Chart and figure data

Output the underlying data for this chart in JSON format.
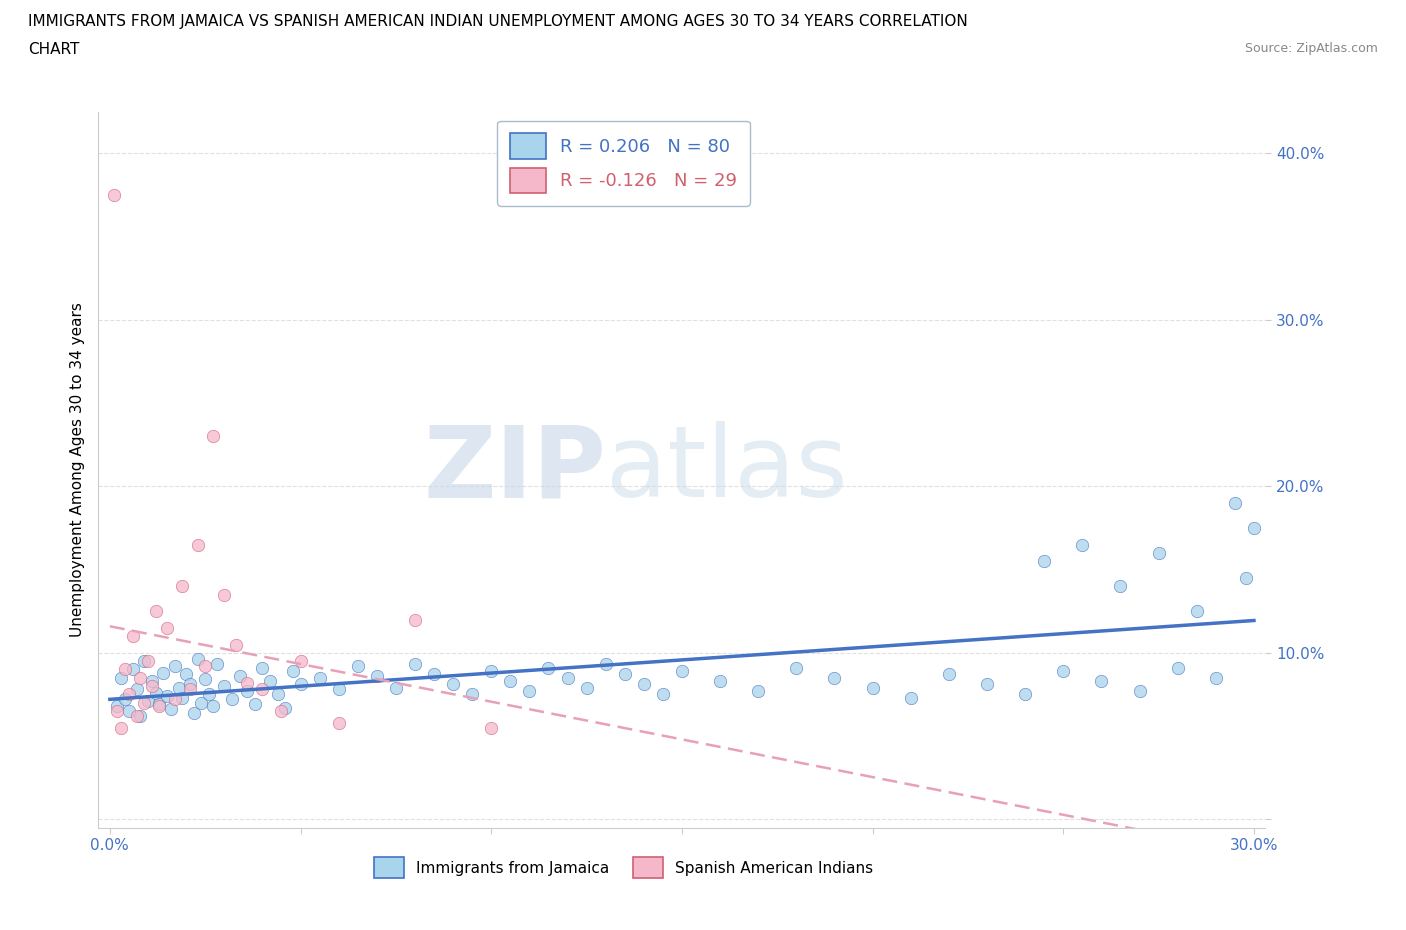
{
  "title_line1": "IMMIGRANTS FROM JAMAICA VS SPANISH AMERICAN INDIAN UNEMPLOYMENT AMONG AGES 30 TO 34 YEARS CORRELATION",
  "title_line2": "CHART",
  "source_text": "Source: ZipAtlas.com",
  "ylabel": "Unemployment Among Ages 30 to 34 years",
  "xlim": [
    -0.003,
    0.303
  ],
  "ylim": [
    -0.005,
    0.425
  ],
  "xticks": [
    0.0,
    0.05,
    0.1,
    0.15,
    0.2,
    0.25,
    0.3
  ],
  "yticks": [
    0.0,
    0.1,
    0.2,
    0.3,
    0.4
  ],
  "xtick_labels": [
    "0.0%",
    "",
    "",
    "",
    "",
    "",
    "30.0%"
  ],
  "ytick_labels": [
    "",
    "10.0%",
    "20.0%",
    "30.0%",
    "40.0%"
  ],
  "legend_label_1": "Immigrants from Jamaica",
  "legend_label_2": "Spanish American Indians",
  "r1": "0.206",
  "n1": "80",
  "r2": "-0.126",
  "n2": "29",
  "color_blue": "#A8D4EC",
  "color_pink": "#F5B8CB",
  "color_blue_dark": "#4472C4",
  "color_pink_dark": "#D06070",
  "color_pink_trendline": "#E8A0B8",
  "background": "#FFFFFF",
  "grid_color": "#DDDDDD",
  "blue_x": [
    0.002,
    0.003,
    0.004,
    0.005,
    0.006,
    0.007,
    0.008,
    0.009,
    0.01,
    0.011,
    0.012,
    0.013,
    0.014,
    0.015,
    0.016,
    0.017,
    0.018,
    0.019,
    0.02,
    0.021,
    0.022,
    0.023,
    0.024,
    0.025,
    0.026,
    0.027,
    0.028,
    0.03,
    0.032,
    0.034,
    0.036,
    0.038,
    0.04,
    0.042,
    0.044,
    0.046,
    0.048,
    0.05,
    0.055,
    0.06,
    0.065,
    0.07,
    0.075,
    0.08,
    0.085,
    0.09,
    0.095,
    0.1,
    0.105,
    0.11,
    0.115,
    0.12,
    0.125,
    0.13,
    0.135,
    0.14,
    0.145,
    0.15,
    0.16,
    0.17,
    0.18,
    0.19,
    0.2,
    0.21,
    0.22,
    0.23,
    0.24,
    0.25,
    0.26,
    0.27,
    0.28,
    0.29,
    0.295,
    0.298,
    0.3,
    0.285,
    0.275,
    0.265,
    0.255,
    0.245
  ],
  "blue_y": [
    0.068,
    0.085,
    0.072,
    0.065,
    0.09,
    0.078,
    0.062,
    0.095,
    0.071,
    0.083,
    0.076,
    0.069,
    0.088,
    0.074,
    0.066,
    0.092,
    0.079,
    0.073,
    0.087,
    0.081,
    0.064,
    0.096,
    0.07,
    0.084,
    0.075,
    0.068,
    0.093,
    0.08,
    0.072,
    0.086,
    0.077,
    0.069,
    0.091,
    0.083,
    0.075,
    0.067,
    0.089,
    0.081,
    0.085,
    0.078,
    0.092,
    0.086,
    0.079,
    0.093,
    0.087,
    0.081,
    0.075,
    0.089,
    0.083,
    0.077,
    0.091,
    0.085,
    0.079,
    0.093,
    0.087,
    0.081,
    0.075,
    0.089,
    0.083,
    0.077,
    0.091,
    0.085,
    0.079,
    0.073,
    0.087,
    0.081,
    0.075,
    0.089,
    0.083,
    0.077,
    0.091,
    0.085,
    0.19,
    0.145,
    0.175,
    0.125,
    0.16,
    0.14,
    0.165,
    0.155
  ],
  "pink_x": [
    0.001,
    0.002,
    0.003,
    0.004,
    0.005,
    0.006,
    0.007,
    0.008,
    0.009,
    0.01,
    0.011,
    0.012,
    0.013,
    0.015,
    0.017,
    0.019,
    0.021,
    0.023,
    0.025,
    0.027,
    0.03,
    0.033,
    0.036,
    0.04,
    0.045,
    0.05,
    0.06,
    0.08,
    0.1
  ],
  "pink_y": [
    0.375,
    0.065,
    0.055,
    0.09,
    0.075,
    0.11,
    0.062,
    0.085,
    0.07,
    0.095,
    0.08,
    0.125,
    0.068,
    0.115,
    0.072,
    0.14,
    0.078,
    0.165,
    0.092,
    0.23,
    0.135,
    0.105,
    0.082,
    0.078,
    0.065,
    0.095,
    0.058,
    0.12,
    0.055
  ]
}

PROBLEM STATEMENT:
Word for word, quote the lines above. Omit the pictures.

WRITTEN REPLY:
Output the underlying data for this chart in JSON format.
{
  "title_line1": "IMMIGRANTS FROM JAMAICA VS SPANISH AMERICAN INDIAN UNEMPLOYMENT AMONG AGES 30 TO 34 YEARS CORRELATION",
  "title_line2": "CHART",
  "source_text": "Source: ZipAtlas.com",
  "ylabel": "Unemployment Among Ages 30 to 34 years",
  "xlim": [
    -0.003,
    0.303
  ],
  "ylim": [
    -0.005,
    0.425
  ],
  "xticks": [
    0.0,
    0.05,
    0.1,
    0.15,
    0.2,
    0.25,
    0.3
  ],
  "yticks": [
    0.0,
    0.1,
    0.2,
    0.3,
    0.4
  ],
  "xtick_labels": [
    "0.0%",
    "",
    "",
    "",
    "",
    "",
    "30.0%"
  ],
  "ytick_labels": [
    "",
    "10.0%",
    "20.0%",
    "30.0%",
    "40.0%"
  ],
  "legend_label_1": "Immigrants from Jamaica",
  "legend_label_2": "Spanish American Indians",
  "r1": "0.206",
  "n1": "80",
  "r2": "-0.126",
  "n2": "29",
  "color_blue": "#A8D4EC",
  "color_pink": "#F5B8CB",
  "color_blue_dark": "#4472C4",
  "color_pink_dark": "#D06070",
  "color_pink_trendline": "#E8A0B8",
  "background": "#FFFFFF",
  "grid_color": "#DDDDDD",
  "blue_x": [
    0.002,
    0.003,
    0.004,
    0.005,
    0.006,
    0.007,
    0.008,
    0.009,
    0.01,
    0.011,
    0.012,
    0.013,
    0.014,
    0.015,
    0.016,
    0.017,
    0.018,
    0.019,
    0.02,
    0.021,
    0.022,
    0.023,
    0.024,
    0.025,
    0.026,
    0.027,
    0.028,
    0.03,
    0.032,
    0.034,
    0.036,
    0.038,
    0.04,
    0.042,
    0.044,
    0.046,
    0.048,
    0.05,
    0.055,
    0.06,
    0.065,
    0.07,
    0.075,
    0.08,
    0.085,
    0.09,
    0.095,
    0.1,
    0.105,
    0.11,
    0.115,
    0.12,
    0.125,
    0.13,
    0.135,
    0.14,
    0.145,
    0.15,
    0.16,
    0.17,
    0.18,
    0.19,
    0.2,
    0.21,
    0.22,
    0.23,
    0.24,
    0.25,
    0.26,
    0.27,
    0.28,
    0.29,
    0.295,
    0.298,
    0.3,
    0.285,
    0.275,
    0.265,
    0.255,
    0.245
  ],
  "blue_y": [
    0.068,
    0.085,
    0.072,
    0.065,
    0.09,
    0.078,
    0.062,
    0.095,
    0.071,
    0.083,
    0.076,
    0.069,
    0.088,
    0.074,
    0.066,
    0.092,
    0.079,
    0.073,
    0.087,
    0.081,
    0.064,
    0.096,
    0.07,
    0.084,
    0.075,
    0.068,
    0.093,
    0.08,
    0.072,
    0.086,
    0.077,
    0.069,
    0.091,
    0.083,
    0.075,
    0.067,
    0.089,
    0.081,
    0.085,
    0.078,
    0.092,
    0.086,
    0.079,
    0.093,
    0.087,
    0.081,
    0.075,
    0.089,
    0.083,
    0.077,
    0.091,
    0.085,
    0.079,
    0.093,
    0.087,
    0.081,
    0.075,
    0.089,
    0.083,
    0.077,
    0.091,
    0.085,
    0.079,
    0.073,
    0.087,
    0.081,
    0.075,
    0.089,
    0.083,
    0.077,
    0.091,
    0.085,
    0.19,
    0.145,
    0.175,
    0.125,
    0.16,
    0.14,
    0.165,
    0.155
  ],
  "pink_x": [
    0.001,
    0.002,
    0.003,
    0.004,
    0.005,
    0.006,
    0.007,
    0.008,
    0.009,
    0.01,
    0.011,
    0.012,
    0.013,
    0.015,
    0.017,
    0.019,
    0.021,
    0.023,
    0.025,
    0.027,
    0.03,
    0.033,
    0.036,
    0.04,
    0.045,
    0.05,
    0.06,
    0.08,
    0.1
  ],
  "pink_y": [
    0.375,
    0.065,
    0.055,
    0.09,
    0.075,
    0.11,
    0.062,
    0.085,
    0.07,
    0.095,
    0.08,
    0.125,
    0.068,
    0.115,
    0.072,
    0.14,
    0.078,
    0.165,
    0.092,
    0.23,
    0.135,
    0.105,
    0.082,
    0.078,
    0.065,
    0.095,
    0.058,
    0.12,
    0.055
  ]
}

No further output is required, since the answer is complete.